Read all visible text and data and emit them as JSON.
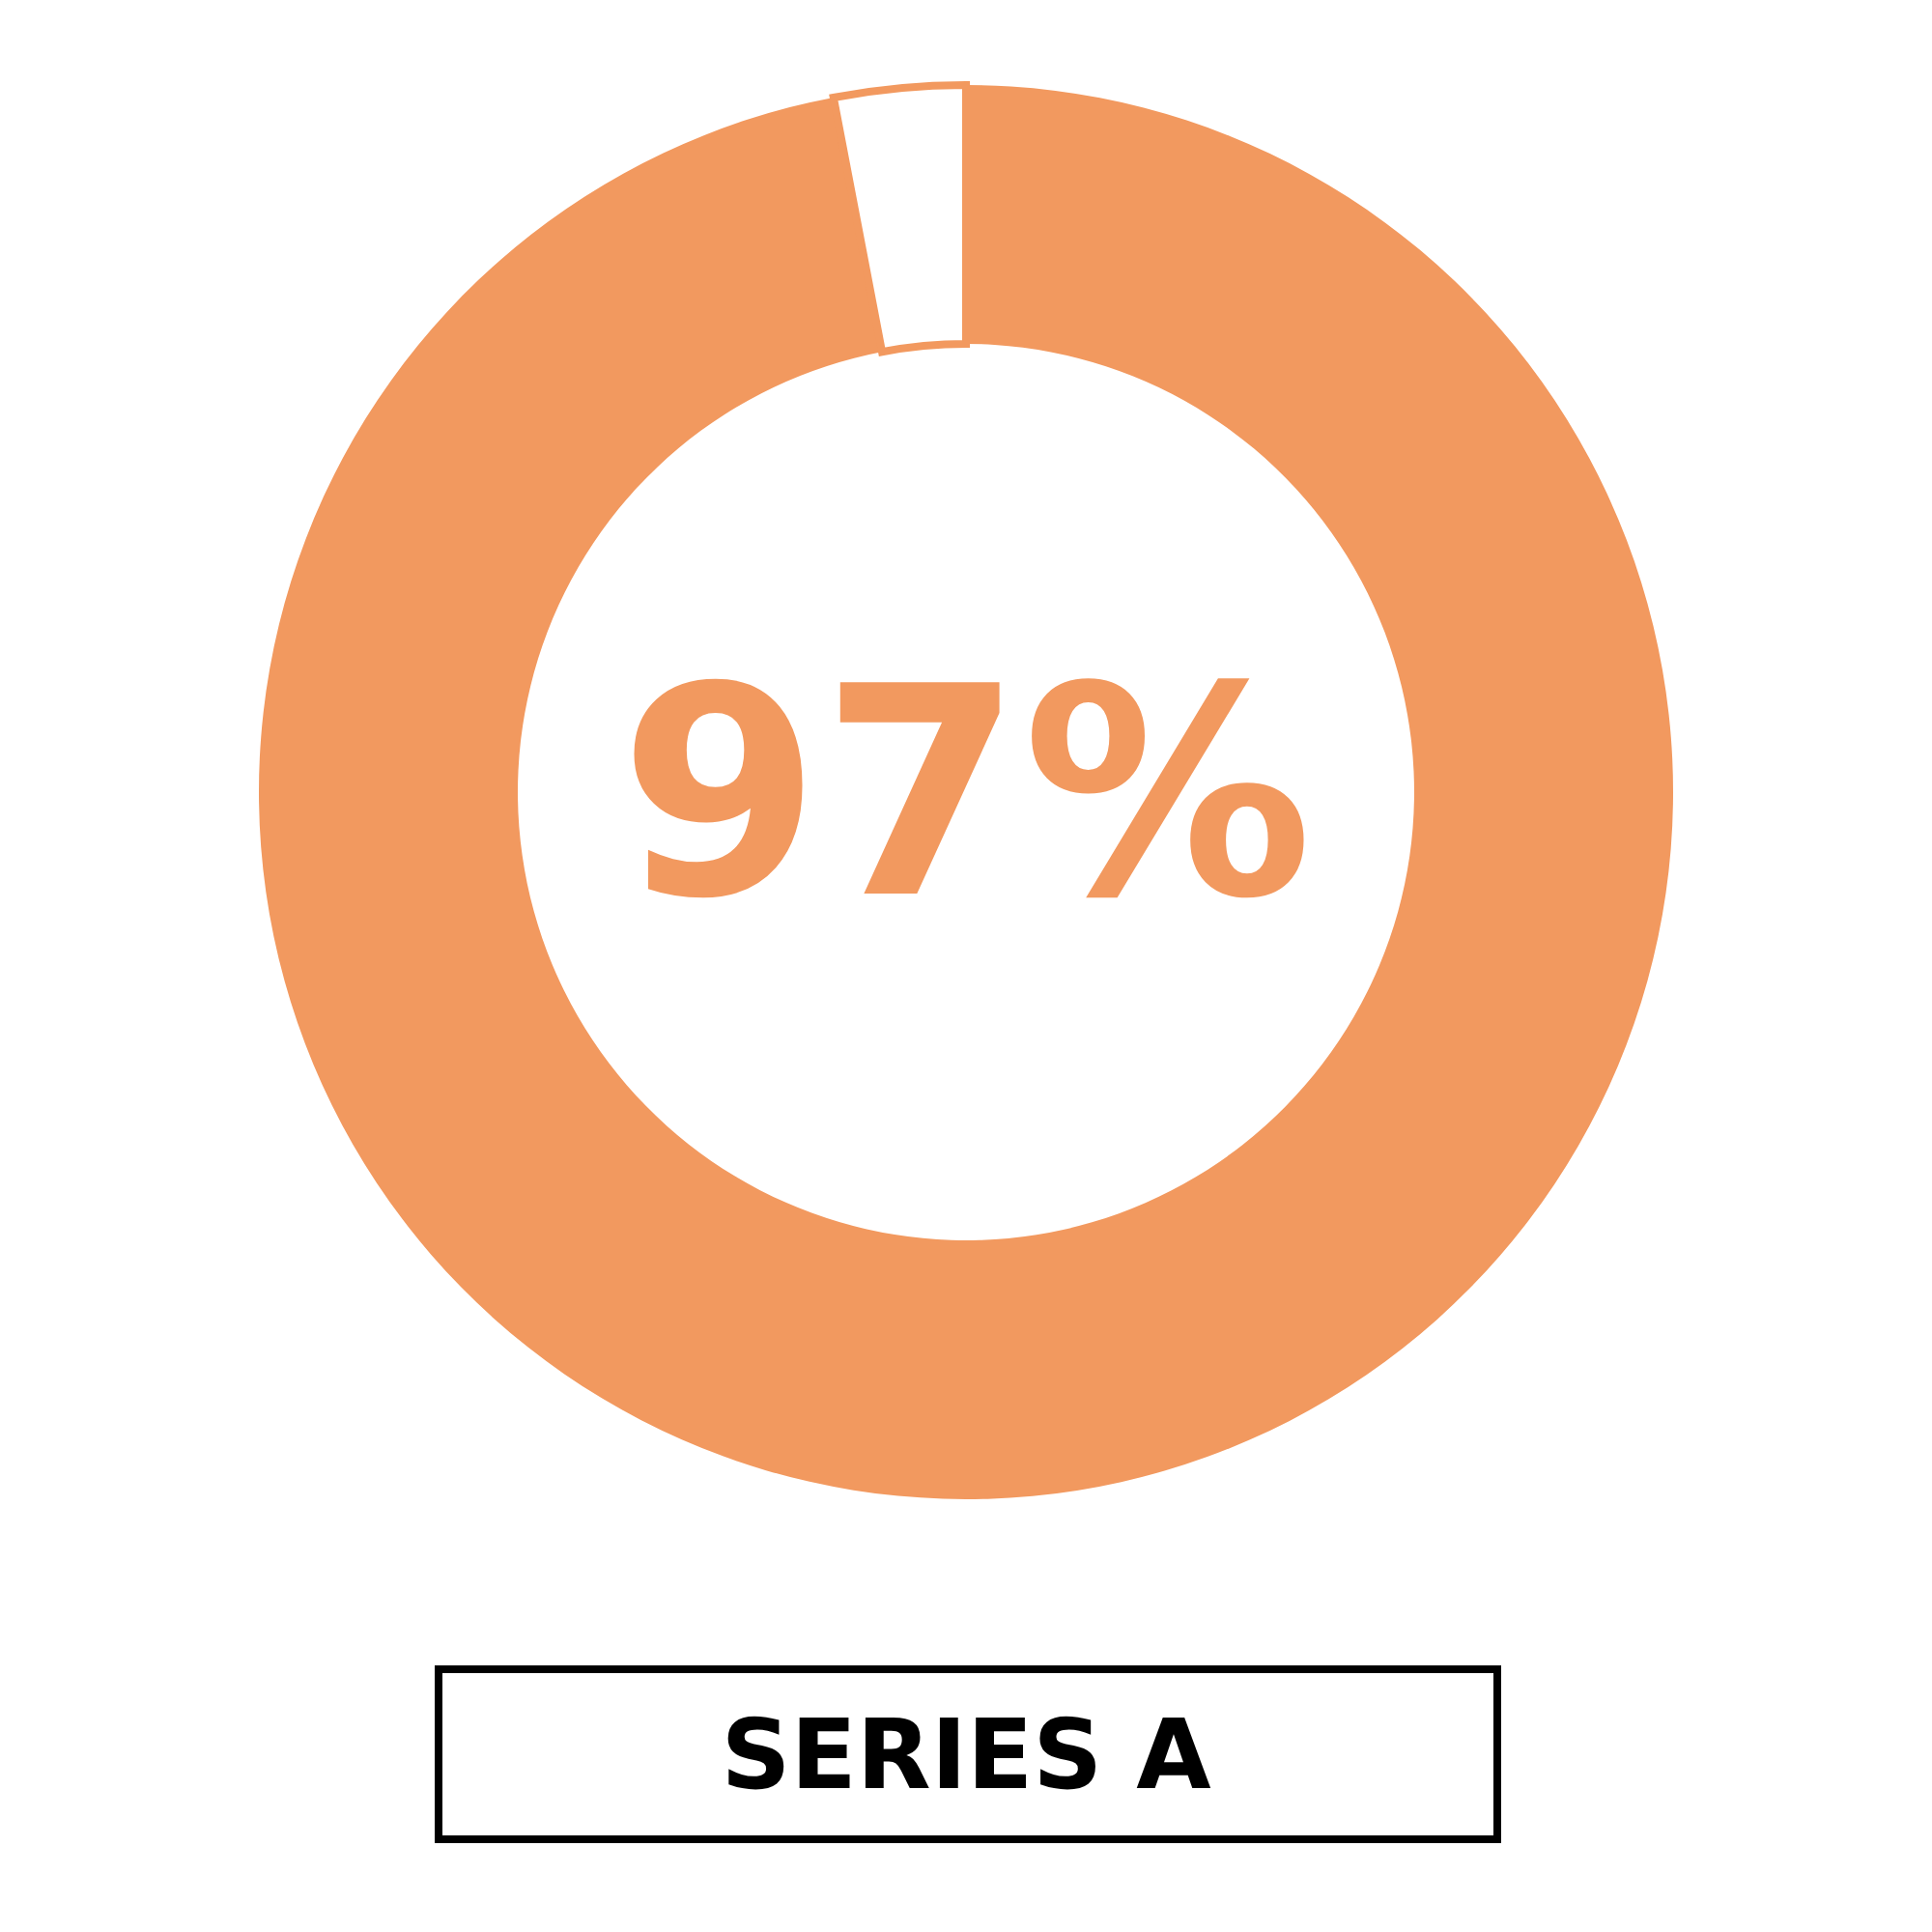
{
  "chart_data": {
    "type": "donut",
    "title": "SERIES A",
    "categories": [
      null,
      null
    ],
    "values": [
      97,
      3
    ],
    "colors": [
      "#f2995f",
      "#ffffff"
    ],
    "value_labels": [
      "97%",
      null
    ]
  }
}
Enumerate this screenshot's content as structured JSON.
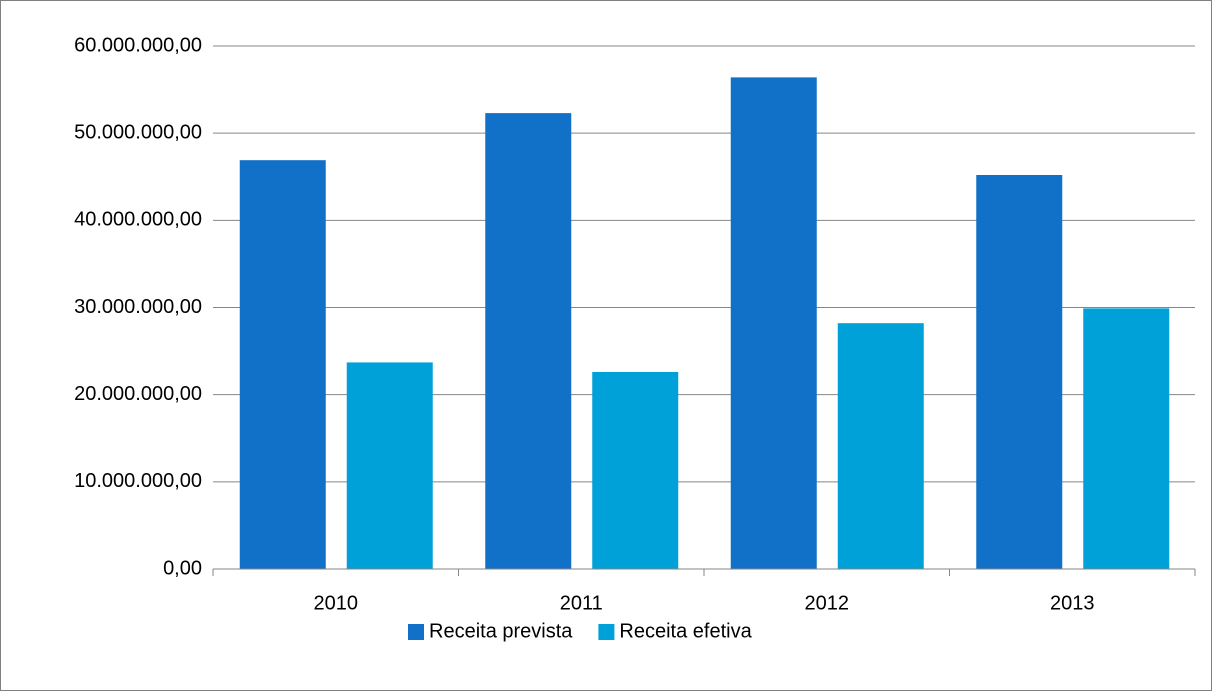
{
  "chart_data": {
    "type": "bar",
    "categories": [
      "2010",
      "2011",
      "2012",
      "2013"
    ],
    "series": [
      {
        "name": "Receita prevista",
        "color": "#1170c8",
        "values": [
          46900000,
          52300000,
          56400000,
          45200000
        ]
      },
      {
        "name": "Receita efetiva",
        "color": "#00a0d8",
        "values": [
          23700000,
          22600000,
          28200000,
          29900000
        ]
      }
    ],
    "ylim": [
      0,
      60000000
    ],
    "yticks": [
      {
        "value": 0,
        "label": "0,00"
      },
      {
        "value": 10000000,
        "label": "10.000.000,00"
      },
      {
        "value": 20000000,
        "label": "20.000.000,00"
      },
      {
        "value": 30000000,
        "label": "30.000.000,00"
      },
      {
        "value": 40000000,
        "label": "40.000.000,00"
      },
      {
        "value": 50000000,
        "label": "50.000.000,00"
      },
      {
        "value": 60000000,
        "label": "60.000.000,00"
      }
    ],
    "grid": true,
    "legend": "bottom"
  }
}
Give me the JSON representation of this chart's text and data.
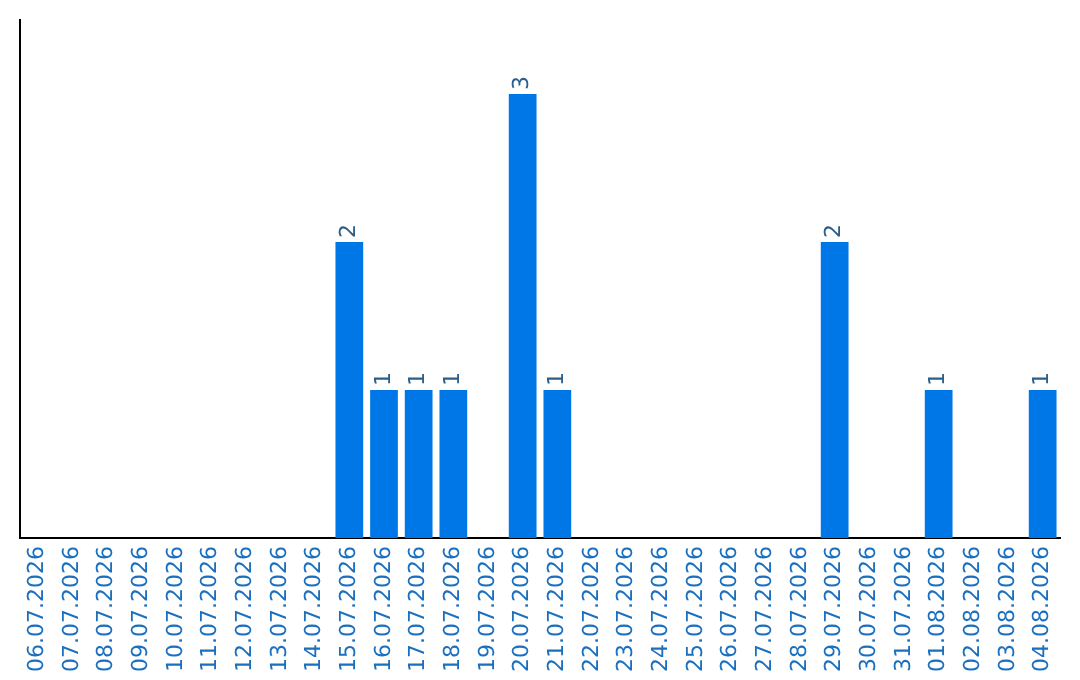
{
  "chart_data": {
    "type": "bar",
    "categories": [
      "06.07.2026",
      "07.07.2026",
      "08.07.2026",
      "09.07.2026",
      "10.07.2026",
      "11.07.2026",
      "12.07.2026",
      "13.07.2026",
      "14.07.2026",
      "15.07.2026",
      "16.07.2026",
      "17.07.2026",
      "18.07.2026",
      "19.07.2026",
      "20.07.2026",
      "21.07.2026",
      "22.07.2026",
      "23.07.2026",
      "24.07.2026",
      "25.07.2026",
      "26.07.2026",
      "27.07.2026",
      "28.07.2026",
      "29.07.2026",
      "30.07.2026",
      "31.07.2026",
      "01.08.2026",
      "02.08.2026",
      "03.08.2026",
      "04.08.2026"
    ],
    "values": [
      0,
      0,
      0,
      0,
      0,
      0,
      0,
      0,
      0,
      2,
      1,
      1,
      1,
      0,
      3,
      1,
      0,
      0,
      0,
      0,
      0,
      0,
      0,
      2,
      0,
      0,
      1,
      0,
      0,
      1
    ],
    "value_labels": [
      null,
      null,
      null,
      null,
      null,
      null,
      null,
      null,
      null,
      "2",
      "1",
      "1",
      "1",
      null,
      "3",
      "1",
      null,
      null,
      null,
      null,
      null,
      null,
      null,
      "2",
      null,
      null,
      "1",
      null,
      null,
      "1"
    ],
    "color": "#0077e6",
    "grid": false,
    "legend": false
  }
}
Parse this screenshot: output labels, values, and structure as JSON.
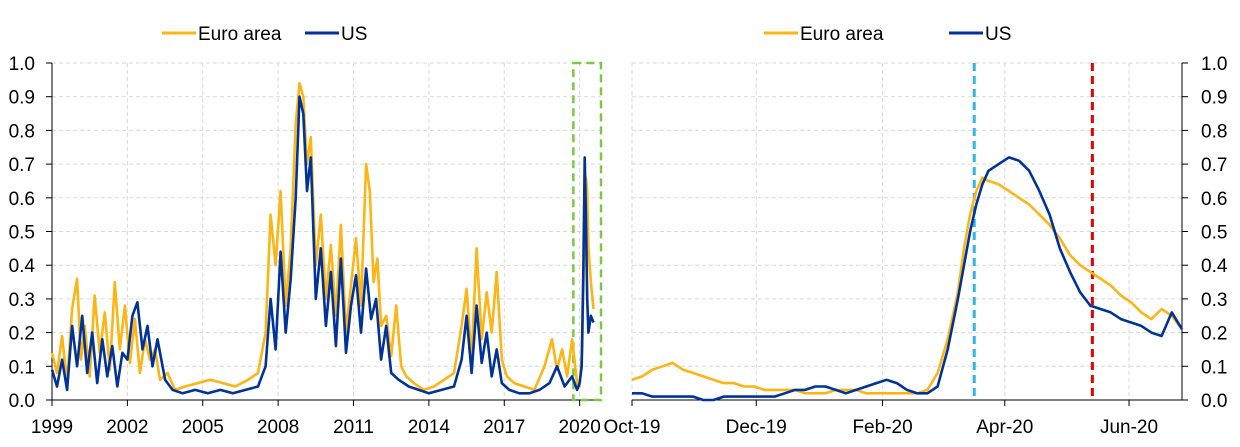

----------

REQUIRED WORK => Pull out every line containing "screenshot".

RESULT =>
Enumerate this screenshot's content as structured JSON.
Parse this screenshot: output labels, values, and structure as JSON.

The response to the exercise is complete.